Give back the full listing verbatim, apart from its images.
=== PROVIDED RECORDS ===
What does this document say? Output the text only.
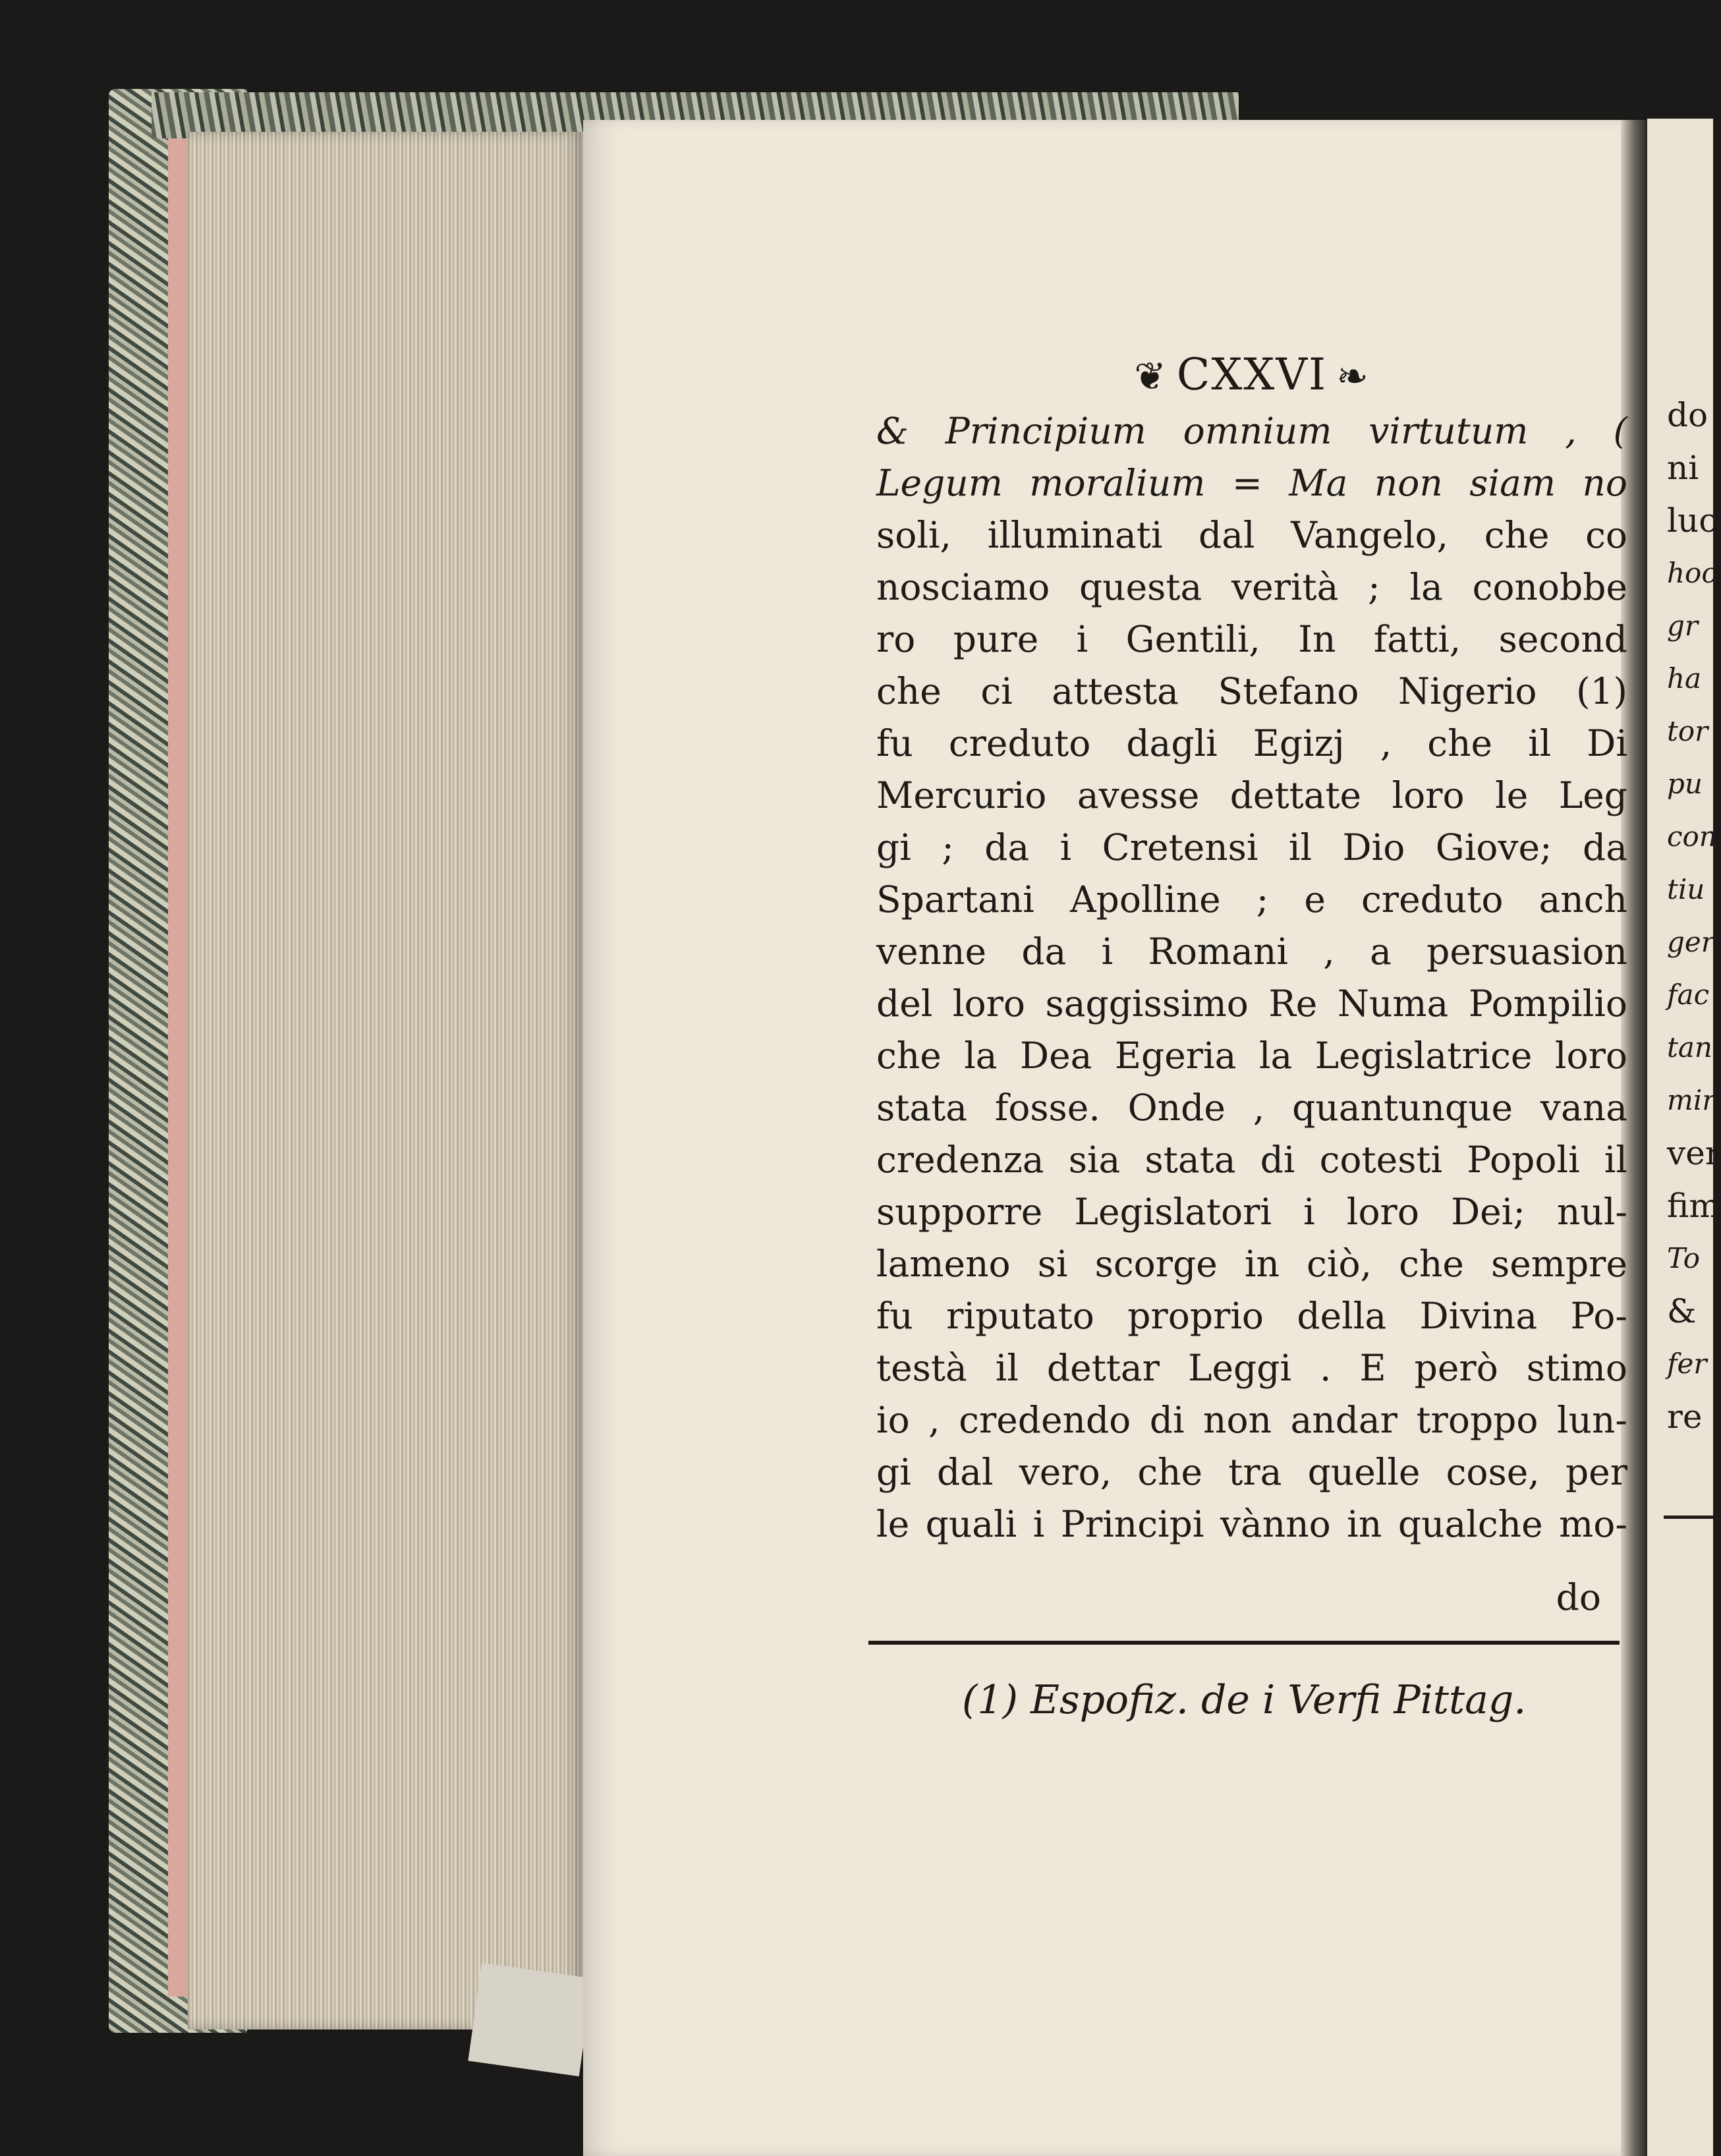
❦ CXXVI ❧
& Principium omnium virtutum , (
Legum moralium = Ma non siam no
soli, illuminati dal Vangelo, che co
nosciamo questa verità ; la conobbe
ro pure i Gentili, In fatti, second
che ci attesta Stefano Nigerio (1)
fu creduto dagli Egizj , che il Di
Mercurio avesse dettate loro le Leg
gi ; da i Cretensi il Dio Giove; da
Spartani Apolline ; e creduto anch
venne da i Romani , a persuasion
del loro saggissimo Re Numa Pompilio
che la Dea Egeria la Legislatrice loro
stata fosse. Onde , quantunque vana
credenza sia stata di cotesti Popoli il
supporre Legislatori i loro Dei; nul-
lameno si scorge in ciò, che sempre
fu riputato proprio della Divina Po-
testà il dettar Leggi . E però stimo
io , credendo di non andar troppo lun-
gi dal vero, che tra quelle cose, per
le quali i Principi vànno in qualche mo-
do
(1) Espofiz. de i Verfi Pittag.
do
ni
luc
hoc
gr
ha
tor
pu
con
tiu
ger
fac
tan
mir
ver
fim
To
&
fer
re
===
_COMPLETE OUTPUT_
What does this document say? Output the text only.
❦ CXXVI ❧
& Principium omnium virtutum , (
Legum moralium = Ma non siam no
soli, illuminati dal Vangelo, che co
nosciamo questa verità ; la conobbe
ro pure i Gentili, In fatti, second
che ci attesta Stefano Nigerio (1)
fu creduto dagli Egizj , che il Di
Mercurio avesse dettate loro le Leg
gi ; da i Cretensi il Dio Giove; da
Spartani Apolline ; e creduto anch
venne da i Romani , a persuasion
del loro saggissimo Re Numa Pompilio
che la Dea Egeria la Legislatrice loro
stata fosse. Onde , quantunque vana
credenza sia stata di cotesti Popoli il
supporre Legislatori i loro Dei; nul-
lameno si scorge in ciò, che sempre
fu riputato proprio della Divina Po-
testà il dettar Leggi . E però stimo
io , credendo di non andar troppo lun-
gi dal vero, che tra quelle cose, per
le quali i Principi vànno in qualche mo-
do
(1) Espofiz. de i Verfi Pittag.
do
ni
luc
hoc
gr
ha
tor
pu
con
tiu
ger
fac
tan
mir
ver
fim
To
&
fer
re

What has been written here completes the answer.